** start of Record excerpts **

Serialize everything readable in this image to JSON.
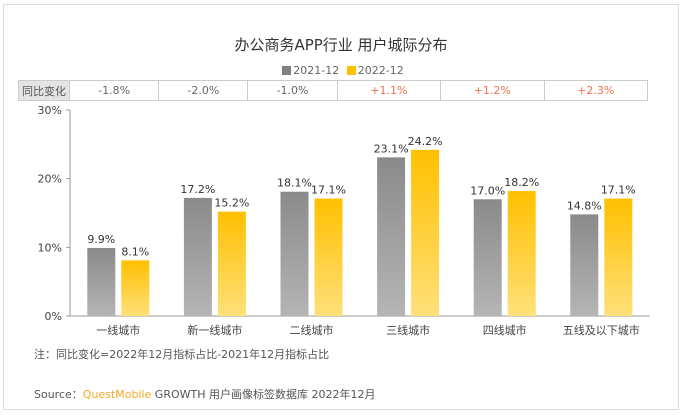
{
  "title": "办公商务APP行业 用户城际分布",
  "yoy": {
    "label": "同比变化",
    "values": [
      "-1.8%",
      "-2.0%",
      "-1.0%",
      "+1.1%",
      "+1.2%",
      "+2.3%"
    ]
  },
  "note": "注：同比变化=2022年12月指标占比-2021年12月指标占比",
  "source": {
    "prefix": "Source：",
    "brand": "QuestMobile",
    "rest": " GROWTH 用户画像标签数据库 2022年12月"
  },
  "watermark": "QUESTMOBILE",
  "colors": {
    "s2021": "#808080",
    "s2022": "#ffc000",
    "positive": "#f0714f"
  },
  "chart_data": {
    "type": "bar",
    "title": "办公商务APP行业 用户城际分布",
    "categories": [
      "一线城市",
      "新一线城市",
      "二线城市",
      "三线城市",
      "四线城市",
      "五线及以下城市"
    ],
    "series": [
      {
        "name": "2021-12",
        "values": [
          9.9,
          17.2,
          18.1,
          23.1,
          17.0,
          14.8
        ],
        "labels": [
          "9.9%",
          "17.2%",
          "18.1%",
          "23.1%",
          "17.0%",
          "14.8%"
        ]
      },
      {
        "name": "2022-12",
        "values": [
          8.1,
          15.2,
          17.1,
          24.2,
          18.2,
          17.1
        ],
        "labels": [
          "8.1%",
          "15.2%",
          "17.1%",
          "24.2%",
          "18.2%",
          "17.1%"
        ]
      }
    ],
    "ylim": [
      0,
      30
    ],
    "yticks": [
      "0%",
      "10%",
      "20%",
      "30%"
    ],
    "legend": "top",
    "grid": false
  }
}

** end of Record excerpts **
** start of Record excerpts **

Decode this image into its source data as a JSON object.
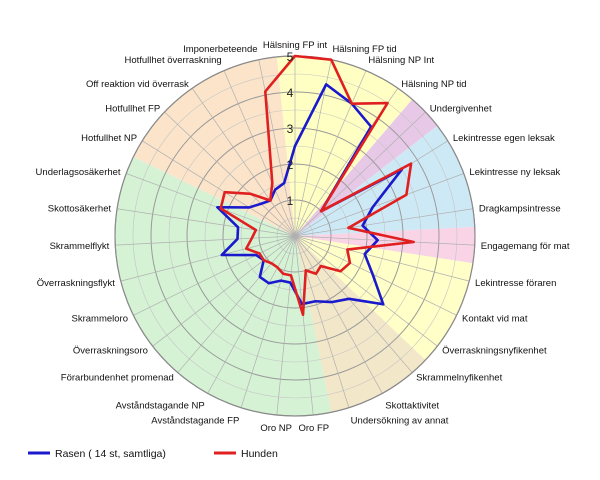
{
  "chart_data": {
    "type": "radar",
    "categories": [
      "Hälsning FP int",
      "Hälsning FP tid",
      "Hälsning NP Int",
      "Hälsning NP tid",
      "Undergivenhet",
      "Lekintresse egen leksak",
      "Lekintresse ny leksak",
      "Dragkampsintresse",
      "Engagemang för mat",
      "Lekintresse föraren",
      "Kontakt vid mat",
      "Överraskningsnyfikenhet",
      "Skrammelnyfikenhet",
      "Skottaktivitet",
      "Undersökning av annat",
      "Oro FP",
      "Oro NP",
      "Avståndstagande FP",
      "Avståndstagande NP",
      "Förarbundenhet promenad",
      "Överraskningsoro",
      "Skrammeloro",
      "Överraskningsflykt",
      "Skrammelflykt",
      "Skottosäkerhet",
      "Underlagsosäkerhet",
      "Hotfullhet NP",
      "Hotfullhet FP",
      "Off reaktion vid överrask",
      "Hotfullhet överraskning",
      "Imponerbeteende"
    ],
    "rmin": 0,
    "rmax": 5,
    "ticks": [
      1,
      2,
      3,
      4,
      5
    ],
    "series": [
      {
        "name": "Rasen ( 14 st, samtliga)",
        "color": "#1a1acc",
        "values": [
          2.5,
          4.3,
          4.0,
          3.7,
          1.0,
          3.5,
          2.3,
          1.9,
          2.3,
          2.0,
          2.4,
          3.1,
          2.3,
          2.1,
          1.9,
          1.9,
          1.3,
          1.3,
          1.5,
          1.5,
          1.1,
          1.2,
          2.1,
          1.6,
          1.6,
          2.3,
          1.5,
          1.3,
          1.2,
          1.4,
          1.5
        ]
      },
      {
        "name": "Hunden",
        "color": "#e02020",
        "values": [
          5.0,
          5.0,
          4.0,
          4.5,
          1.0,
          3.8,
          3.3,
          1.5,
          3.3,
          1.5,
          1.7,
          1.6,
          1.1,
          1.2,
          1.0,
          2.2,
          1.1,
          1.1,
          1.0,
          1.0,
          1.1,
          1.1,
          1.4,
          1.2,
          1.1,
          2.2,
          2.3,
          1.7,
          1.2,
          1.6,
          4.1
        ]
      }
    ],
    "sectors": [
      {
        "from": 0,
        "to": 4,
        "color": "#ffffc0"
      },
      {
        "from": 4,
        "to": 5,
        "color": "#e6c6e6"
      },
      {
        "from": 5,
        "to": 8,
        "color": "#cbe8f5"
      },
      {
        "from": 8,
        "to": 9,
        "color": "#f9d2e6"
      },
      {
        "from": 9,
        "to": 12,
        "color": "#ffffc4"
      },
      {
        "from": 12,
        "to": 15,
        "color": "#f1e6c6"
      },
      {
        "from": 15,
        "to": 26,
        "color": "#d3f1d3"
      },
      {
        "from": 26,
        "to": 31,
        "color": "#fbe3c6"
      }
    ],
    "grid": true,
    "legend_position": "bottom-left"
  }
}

** end of Record excerpts **

## What to produce
In the material above, show every line where the word "用户城际分布" turns up.

## Complete answer
  "title": "办公商务APP行业 用户城际分布",
    "title": "办公商务APP行业 用户城际分布",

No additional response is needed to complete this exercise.